[Begin Supplied records]

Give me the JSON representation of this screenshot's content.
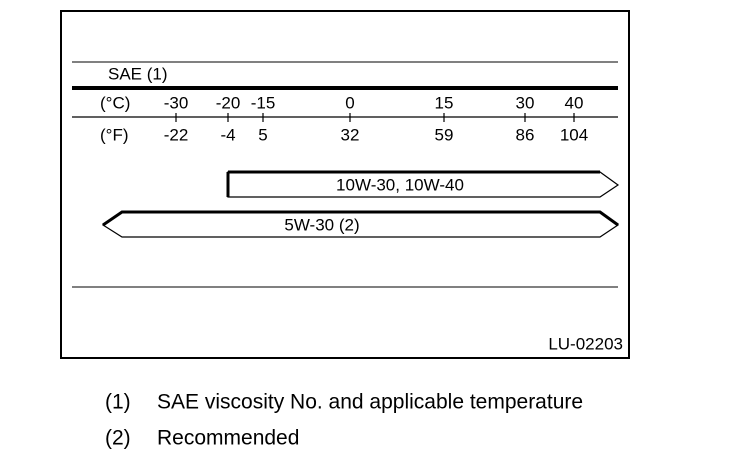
{
  "header": {
    "label": "SAE (1)",
    "celsius_unit": "(°C)",
    "fahrenheit_unit": "(°F)"
  },
  "scale": {
    "celsius": [
      "-30",
      "-20",
      "-15",
      "0",
      "15",
      "30",
      "40"
    ],
    "fahrenheit": [
      "-22",
      "-4",
      "5",
      "32",
      "59",
      "86",
      "104"
    ]
  },
  "arrows": [
    {
      "label": "10W-30, 10W-40"
    },
    {
      "label": "5W-30 (2)"
    }
  ],
  "figure_code": "LU-02203",
  "notes": [
    {
      "number": "(1)",
      "text": "SAE viscosity No. and applicable temperature"
    },
    {
      "number": "(2)",
      "text": "Recommended"
    }
  ]
}
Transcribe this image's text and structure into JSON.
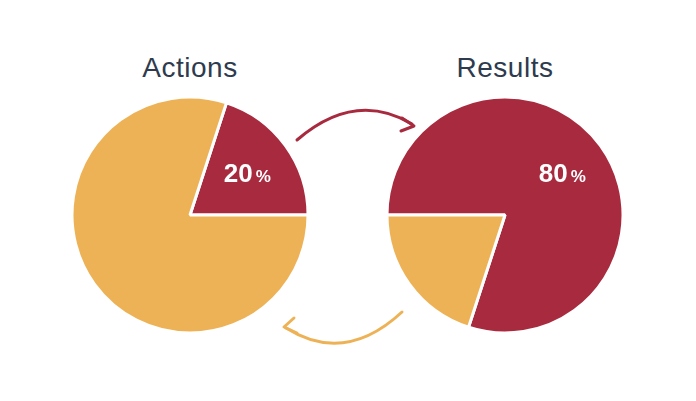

[End Supplied records]

▸ Your instructions
Transcribe each entry above exactly, apart from the pictures.

▸ Result of this task
Give me the JSON representation of this screenshot's content.
{
  "header": {
    "label": "SAE (1)",
    "celsius_unit": "(°C)",
    "fahrenheit_unit": "(°F)"
  },
  "scale": {
    "celsius": [
      "-30",
      "-20",
      "-15",
      "0",
      "15",
      "30",
      "40"
    ],
    "fahrenheit": [
      "-22",
      "-4",
      "5",
      "32",
      "59",
      "86",
      "104"
    ]
  },
  "arrows": [
    {
      "label": "10W-30, 10W-40"
    },
    {
      "label": "5W-30 (2)"
    }
  ],
  "figure_code": "LU-02203",
  "notes": [
    {
      "number": "(1)",
      "text": "SAE viscosity No. and applicable temperature"
    },
    {
      "number": "(2)",
      "text": "Recommended"
    }
  ]
}
Transcribe this image's text and structure into JSON.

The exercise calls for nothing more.